>> start Record extracts

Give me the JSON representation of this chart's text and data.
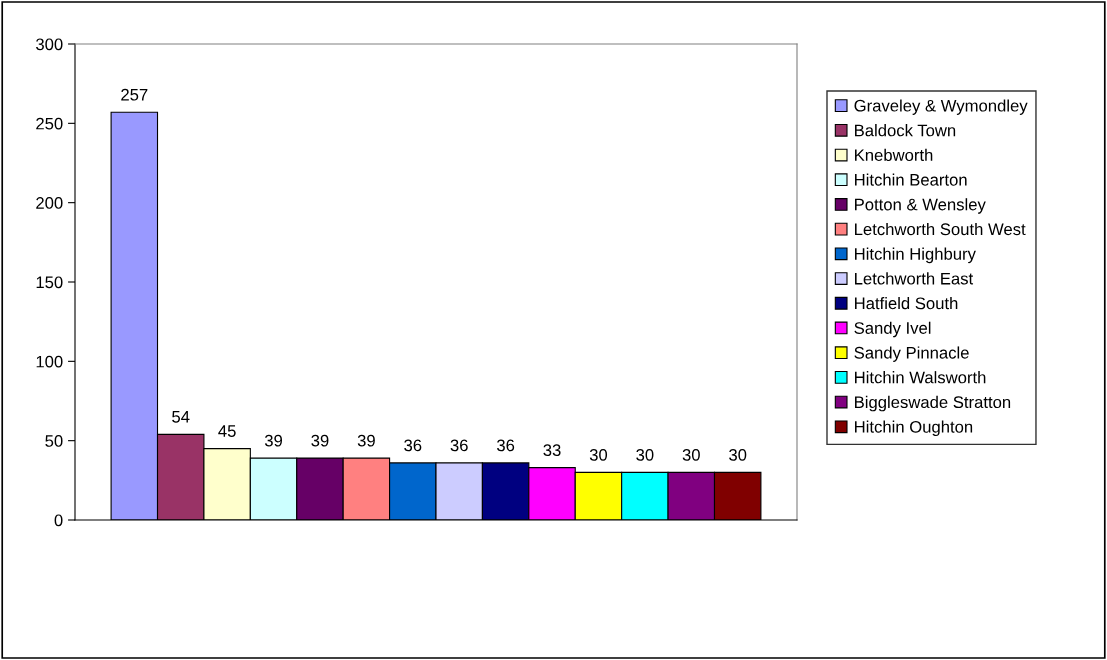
{
  "chart_data": {
    "type": "bar",
    "categories": [
      null
    ],
    "series": [
      {
        "name": "Graveley & Wymondley",
        "color": "#9999ff",
        "values": [
          257
        ]
      },
      {
        "name": "Baldock Town",
        "color": "#993366",
        "values": [
          54
        ]
      },
      {
        "name": "Knebworth",
        "color": "#ffffcc",
        "values": [
          45
        ]
      },
      {
        "name": "Hitchin Bearton",
        "color": "#ccffff",
        "values": [
          39
        ]
      },
      {
        "name": "Potton & Wensley",
        "color": "#660066",
        "values": [
          39
        ]
      },
      {
        "name": "Letchworth South West",
        "color": "#ff8080",
        "values": [
          39
        ]
      },
      {
        "name": "Hitchin Highbury",
        "color": "#0066cc",
        "values": [
          36
        ]
      },
      {
        "name": "Letchworth East",
        "color": "#ccccff",
        "values": [
          36
        ]
      },
      {
        "name": "Hatfield South",
        "color": "#000080",
        "values": [
          36
        ]
      },
      {
        "name": "Sandy Ivel",
        "color": "#ff00ff",
        "values": [
          33
        ]
      },
      {
        "name": "Sandy Pinnacle",
        "color": "#ffff00",
        "values": [
          30
        ]
      },
      {
        "name": "Hitchin Walsworth",
        "color": "#00ffff",
        "values": [
          30
        ]
      },
      {
        "name": "Biggleswade Stratton",
        "color": "#800080",
        "values": [
          30
        ]
      },
      {
        "name": "Hitchin Oughton",
        "color": "#800000",
        "values": [
          30
        ]
      }
    ],
    "ylim": [
      0,
      300
    ],
    "yticks": [
      0,
      50,
      100,
      150,
      200,
      250,
      300
    ],
    "data_labels": true,
    "legend": "right",
    "grid": false
  }
}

>> end Record extracts

* [Problem requirements] Every line above should be returned exactly; the pictures stay out.

* [The response]
Give me the JSON representation of this chart's text and data.
{
  "chart_data": {
    "type": "bar",
    "categories": [
      null
    ],
    "series": [
      {
        "name": "Graveley & Wymondley",
        "color": "#9999ff",
        "values": [
          257
        ]
      },
      {
        "name": "Baldock Town",
        "color": "#993366",
        "values": [
          54
        ]
      },
      {
        "name": "Knebworth",
        "color": "#ffffcc",
        "values": [
          45
        ]
      },
      {
        "name": "Hitchin Bearton",
        "color": "#ccffff",
        "values": [
          39
        ]
      },
      {
        "name": "Potton & Wensley",
        "color": "#660066",
        "values": [
          39
        ]
      },
      {
        "name": "Letchworth South West",
        "color": "#ff8080",
        "values": [
          39
        ]
      },
      {
        "name": "Hitchin Highbury",
        "color": "#0066cc",
        "values": [
          36
        ]
      },
      {
        "name": "Letchworth East",
        "color": "#ccccff",
        "values": [
          36
        ]
      },
      {
        "name": "Hatfield South",
        "color": "#000080",
        "values": [
          36
        ]
      },
      {
        "name": "Sandy Ivel",
        "color": "#ff00ff",
        "values": [
          33
        ]
      },
      {
        "name": "Sandy Pinnacle",
        "color": "#ffff00",
        "values": [
          30
        ]
      },
      {
        "name": "Hitchin Walsworth",
        "color": "#00ffff",
        "values": [
          30
        ]
      },
      {
        "name": "Biggleswade Stratton",
        "color": "#800080",
        "values": [
          30
        ]
      },
      {
        "name": "Hitchin Oughton",
        "color": "#800000",
        "values": [
          30
        ]
      }
    ],
    "ylim": [
      0,
      300
    ],
    "yticks": [
      0,
      50,
      100,
      150,
      200,
      250,
      300
    ],
    "data_labels": true,
    "legend": "right",
    "grid": false
  }
}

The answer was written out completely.